→ **What you are asked to do**:
Return all of the entries exactly, with nothing added or left out.

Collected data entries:
..............................

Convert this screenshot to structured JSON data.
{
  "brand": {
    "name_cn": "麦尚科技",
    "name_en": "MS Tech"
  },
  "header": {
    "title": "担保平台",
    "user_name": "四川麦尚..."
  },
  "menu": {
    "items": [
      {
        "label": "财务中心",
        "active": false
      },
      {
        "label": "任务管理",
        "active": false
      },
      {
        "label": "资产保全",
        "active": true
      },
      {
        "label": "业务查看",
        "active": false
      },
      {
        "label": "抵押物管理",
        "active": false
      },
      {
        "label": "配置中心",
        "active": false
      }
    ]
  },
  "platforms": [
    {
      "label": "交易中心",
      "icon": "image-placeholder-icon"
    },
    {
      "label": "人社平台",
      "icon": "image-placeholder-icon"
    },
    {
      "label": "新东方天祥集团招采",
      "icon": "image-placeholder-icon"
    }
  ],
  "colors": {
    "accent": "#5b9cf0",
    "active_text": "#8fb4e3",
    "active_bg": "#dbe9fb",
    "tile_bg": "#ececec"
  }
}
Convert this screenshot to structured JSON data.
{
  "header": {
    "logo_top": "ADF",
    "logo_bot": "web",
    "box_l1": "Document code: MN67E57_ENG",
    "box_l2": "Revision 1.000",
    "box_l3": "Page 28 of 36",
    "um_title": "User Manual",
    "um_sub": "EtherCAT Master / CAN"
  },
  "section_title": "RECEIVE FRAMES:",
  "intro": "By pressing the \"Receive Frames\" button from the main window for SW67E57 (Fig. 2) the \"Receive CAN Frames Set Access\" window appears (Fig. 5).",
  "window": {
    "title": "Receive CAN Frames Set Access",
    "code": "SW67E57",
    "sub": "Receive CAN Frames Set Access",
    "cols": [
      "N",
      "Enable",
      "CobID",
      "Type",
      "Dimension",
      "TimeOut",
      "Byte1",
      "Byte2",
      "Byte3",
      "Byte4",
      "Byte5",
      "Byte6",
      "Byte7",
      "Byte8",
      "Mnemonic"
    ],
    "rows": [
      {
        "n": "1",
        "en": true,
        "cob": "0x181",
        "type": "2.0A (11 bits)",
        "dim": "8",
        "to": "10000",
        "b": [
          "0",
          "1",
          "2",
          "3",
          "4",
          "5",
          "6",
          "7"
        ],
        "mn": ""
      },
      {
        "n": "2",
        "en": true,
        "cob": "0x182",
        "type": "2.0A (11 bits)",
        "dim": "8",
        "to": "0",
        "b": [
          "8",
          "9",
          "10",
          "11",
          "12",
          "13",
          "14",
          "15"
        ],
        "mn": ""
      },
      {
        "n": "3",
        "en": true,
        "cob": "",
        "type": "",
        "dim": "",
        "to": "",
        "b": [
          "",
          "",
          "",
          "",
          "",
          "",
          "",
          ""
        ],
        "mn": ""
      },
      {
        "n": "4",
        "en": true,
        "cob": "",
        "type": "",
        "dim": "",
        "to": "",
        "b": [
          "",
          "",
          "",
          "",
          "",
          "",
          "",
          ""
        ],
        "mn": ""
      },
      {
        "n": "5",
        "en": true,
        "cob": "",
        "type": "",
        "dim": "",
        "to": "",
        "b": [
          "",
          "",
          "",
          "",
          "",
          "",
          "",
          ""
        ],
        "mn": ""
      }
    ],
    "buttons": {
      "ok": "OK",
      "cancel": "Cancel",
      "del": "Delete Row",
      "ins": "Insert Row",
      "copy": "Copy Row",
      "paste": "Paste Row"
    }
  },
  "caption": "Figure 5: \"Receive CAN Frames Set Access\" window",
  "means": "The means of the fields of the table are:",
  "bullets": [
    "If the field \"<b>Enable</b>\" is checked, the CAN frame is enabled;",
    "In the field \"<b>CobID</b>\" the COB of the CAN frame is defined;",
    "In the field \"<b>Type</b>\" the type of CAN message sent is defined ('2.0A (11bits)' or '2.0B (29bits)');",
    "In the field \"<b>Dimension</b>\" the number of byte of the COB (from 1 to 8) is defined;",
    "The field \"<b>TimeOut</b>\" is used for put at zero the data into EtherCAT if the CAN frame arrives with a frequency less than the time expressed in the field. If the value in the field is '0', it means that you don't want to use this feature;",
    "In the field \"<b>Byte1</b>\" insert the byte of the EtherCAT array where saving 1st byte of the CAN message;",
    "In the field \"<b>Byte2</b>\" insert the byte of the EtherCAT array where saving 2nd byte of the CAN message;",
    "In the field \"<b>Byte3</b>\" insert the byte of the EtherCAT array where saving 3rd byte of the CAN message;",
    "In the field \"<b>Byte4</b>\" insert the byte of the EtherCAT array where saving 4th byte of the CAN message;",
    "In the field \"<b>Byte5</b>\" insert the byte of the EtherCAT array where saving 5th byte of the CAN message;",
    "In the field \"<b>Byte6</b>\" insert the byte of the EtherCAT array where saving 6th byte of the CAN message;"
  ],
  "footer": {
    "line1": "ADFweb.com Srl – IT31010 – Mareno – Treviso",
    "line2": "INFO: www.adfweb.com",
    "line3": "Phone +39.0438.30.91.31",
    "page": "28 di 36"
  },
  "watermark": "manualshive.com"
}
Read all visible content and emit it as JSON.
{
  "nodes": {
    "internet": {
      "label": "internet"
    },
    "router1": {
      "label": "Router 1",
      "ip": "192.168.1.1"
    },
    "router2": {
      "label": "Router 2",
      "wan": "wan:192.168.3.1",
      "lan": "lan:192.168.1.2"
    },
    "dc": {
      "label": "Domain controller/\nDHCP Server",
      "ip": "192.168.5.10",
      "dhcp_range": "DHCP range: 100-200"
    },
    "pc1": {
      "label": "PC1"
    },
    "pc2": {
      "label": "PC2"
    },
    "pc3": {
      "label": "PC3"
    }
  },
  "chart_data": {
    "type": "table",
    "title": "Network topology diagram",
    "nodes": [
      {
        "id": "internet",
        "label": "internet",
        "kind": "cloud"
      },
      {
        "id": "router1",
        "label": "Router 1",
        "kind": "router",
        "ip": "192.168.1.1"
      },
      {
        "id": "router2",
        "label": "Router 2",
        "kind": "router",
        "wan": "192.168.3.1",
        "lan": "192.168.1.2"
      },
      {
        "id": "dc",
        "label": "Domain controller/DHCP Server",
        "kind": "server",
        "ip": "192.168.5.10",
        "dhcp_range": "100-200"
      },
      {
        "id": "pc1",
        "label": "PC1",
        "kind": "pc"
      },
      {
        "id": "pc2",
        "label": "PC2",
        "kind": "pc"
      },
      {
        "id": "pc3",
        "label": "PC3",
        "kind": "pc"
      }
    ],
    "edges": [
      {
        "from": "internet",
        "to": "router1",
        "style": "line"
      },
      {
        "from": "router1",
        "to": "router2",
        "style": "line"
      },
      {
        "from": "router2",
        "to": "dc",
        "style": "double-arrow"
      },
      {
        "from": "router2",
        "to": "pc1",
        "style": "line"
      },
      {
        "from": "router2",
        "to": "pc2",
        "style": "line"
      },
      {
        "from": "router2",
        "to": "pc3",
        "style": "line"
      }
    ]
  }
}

..............................

→ **Output of the task**:
Convert this screenshot to structured JSON data.
{
  "brand": {
    "name_cn": "麦尚科技",
    "name_en": "MS Tech"
  },
  "header": {
    "title": "担保平台",
    "user_name": "四川麦尚..."
  },
  "menu": {
    "items": [
      {
        "label": "财务中心",
        "active": false
      },
      {
        "label": "任务管理",
        "active": false
      },
      {
        "label": "资产保全",
        "active": true
      },
      {
        "label": "业务查看",
        "active": false
      },
      {
        "label": "抵押物管理",
        "active": false
      },
      {
        "label": "配置中心",
        "active": false
      }
    ]
  },
  "platforms": [
    {
      "label": "交易中心",
      "icon": "image-placeholder-icon"
    },
    {
      "label": "人社平台",
      "icon": "image-placeholder-icon"
    },
    {
      "label": "新东方天祥集团招采",
      "icon": "image-placeholder-icon"
    }
  ],
  "colors": {
    "accent": "#5b9cf0",
    "active_text": "#8fb4e3",
    "active_bg": "#dbe9fb",
    "tile_bg": "#ececec"
  }
}
Convert this screenshot to structured JSON data.
{
  "header": {
    "logo_top": "ADF",
    "logo_bot": "web",
    "box_l1": "Document code: MN67E57_ENG",
    "box_l2": "Revision 1.000",
    "box_l3": "Page 28 of 36",
    "um_title": "User Manual",
    "um_sub": "EtherCAT Master / CAN"
  },
  "section_title": "RECEIVE FRAMES:",
  "intro": "By pressing the \"Receive Frames\" button from the main window for SW67E57 (Fig. 2) the \"Receive CAN Frames Set Access\" window appears (Fig. 5).",
  "window": {
    "title": "Receive CAN Frames Set Access",
    "code": "SW67E57",
    "sub": "Receive CAN Frames Set Access",
    "cols": [
      "N",
      "Enable",
      "CobID",
      "Type",
      "Dimension",
      "TimeOut",
      "Byte1",
      "Byte2",
      "Byte3",
      "Byte4",
      "Byte5",
      "Byte6",
      "Byte7",
      "Byte8",
      "Mnemonic"
    ],
    "rows": [
      {
        "n": "1",
        "en": true,
        "cob": "0x181",
        "type": "2.0A (11 bits)",
        "dim": "8",
        "to": "10000",
        "b": [
          "0",
          "1",
          "2",
          "3",
          "4",
          "5",
          "6",
          "7"
        ],
        "mn": ""
      },
      {
        "n": "2",
        "en": true,
        "cob": "0x182",
        "type": "2.0A (11 bits)",
        "dim": "8",
        "to": "0",
        "b": [
          "8",
          "9",
          "10",
          "11",
          "12",
          "13",
          "14",
          "15"
        ],
        "mn": ""
      },
      {
        "n": "3",
        "en": true,
        "cob": "",
        "type": "",
        "dim": "",
        "to": "",
        "b": [
          "",
          "",
          "",
          "",
          "",
          "",
          "",
          ""
        ],
        "mn": ""
      },
      {
        "n": "4",
        "en": true,
        "cob": "",
        "type": "",
        "dim": "",
        "to": "",
        "b": [
          "",
          "",
          "",
          "",
          "",
          "",
          "",
          ""
        ],
        "mn": ""
      },
      {
        "n": "5",
        "en": true,
        "cob": "",
        "type": "",
        "dim": "",
        "to": "",
        "b": [
          "",
          "",
          "",
          "",
          "",
          "",
          "",
          ""
        ],
        "mn": ""
      }
    ],
    "buttons": {
      "ok": "OK",
      "cancel": "Cancel",
      "del": "Delete Row",
      "ins": "Insert Row",
      "copy": "Copy Row",
      "paste": "Paste Row"
    }
  },
  "caption": "Figure 5: \"Receive CAN Frames Set Access\" window",
  "means": "The means of the fields of the table are:",
  "bullets": [
    "If the field \"<b>Enable</b>\" is checked, the CAN frame is enabled;",
    "In the field \"<b>CobID</b>\" the COB of the CAN frame is defined;",
    "In the field \"<b>Type</b>\" the type of CAN message sent is defined ('2.0A (11bits)' or '2.0B (29bits)');",
    "In the field \"<b>Dimension</b>\" the number of byte of the COB (from 1 to 8) is defined;",
    "The field \"<b>TimeOut</b>\" is used for put at zero the data into EtherCAT if the CAN frame arrives with a frequency less than the time expressed in the field. If the value in the field is '0', it means that you don't want to use this feature;",
    "In the field \"<b>Byte1</b>\" insert the byte of the EtherCAT array where saving 1st byte of the CAN message;",
    "In the field \"<b>Byte2</b>\" insert the byte of the EtherCAT array where saving 2nd byte of the CAN message;",
    "In the field \"<b>Byte3</b>\" insert the byte of the EtherCAT array where saving 3rd byte of the CAN message;",
    "In the field \"<b>Byte4</b>\" insert the byte of the EtherCAT array where saving 4th byte of the CAN message;",
    "In the field \"<b>Byte5</b>\" insert the byte of the EtherCAT array where saving 5th byte of the CAN message;",
    "In the field \"<b>Byte6</b>\" insert the byte of the EtherCAT array where saving 6th byte of the CAN message;"
  ],
  "footer": {
    "line1": "ADFweb.com Srl – IT31010 – Mareno – Treviso",
    "line2": "INFO: www.adfweb.com",
    "line3": "Phone +39.0438.30.91.31",
    "page": "28 di 36"
  },
  "watermark": "manualshive.com"
}
Read all visible content and emit it as JSON.
{
  "nodes": {
    "internet": {
      "label": "internet"
    },
    "router1": {
      "label": "Router 1",
      "ip": "192.168.1.1"
    },
    "router2": {
      "label": "Router 2",
      "wan": "wan:192.168.3.1",
      "lan": "lan:192.168.1.2"
    },
    "dc": {
      "label": "Domain controller/\nDHCP Server",
      "ip": "192.168.5.10",
      "dhcp_range": "DHCP range: 100-200"
    },
    "pc1": {
      "label": "PC1"
    },
    "pc2": {
      "label": "PC2"
    },
    "pc3": {
      "label": "PC3"
    }
  },
  "chart_data": {
    "type": "table",
    "title": "Network topology diagram",
    "nodes": [
      {
        "id": "internet",
        "label": "internet",
        "kind": "cloud"
      },
      {
        "id": "router1",
        "label": "Router 1",
        "kind": "router",
        "ip": "192.168.1.1"
      },
      {
        "id": "router2",
        "label": "Router 2",
        "kind": "router",
        "wan": "192.168.3.1",
        "lan": "192.168.1.2"
      },
      {
        "id": "dc",
        "label": "Domain controller/DHCP Server",
        "kind": "server",
        "ip": "192.168.5.10",
        "dhcp_range": "100-200"
      },
      {
        "id": "pc1",
        "label": "PC1",
        "kind": "pc"
      },
      {
        "id": "pc2",
        "label": "PC2",
        "kind": "pc"
      },
      {
        "id": "pc3",
        "label": "PC3",
        "kind": "pc"
      }
    ],
    "edges": [
      {
        "from": "internet",
        "to": "router1",
        "style": "line"
      },
      {
        "from": "router1",
        "to": "router2",
        "style": "line"
      },
      {
        "from": "router2",
        "to": "dc",
        "style": "double-arrow"
      },
      {
        "from": "router2",
        "to": "pc1",
        "style": "line"
      },
      {
        "from": "router2",
        "to": "pc2",
        "style": "line"
      },
      {
        "from": "router2",
        "to": "pc3",
        "style": "line"
      }
    ]
  }
}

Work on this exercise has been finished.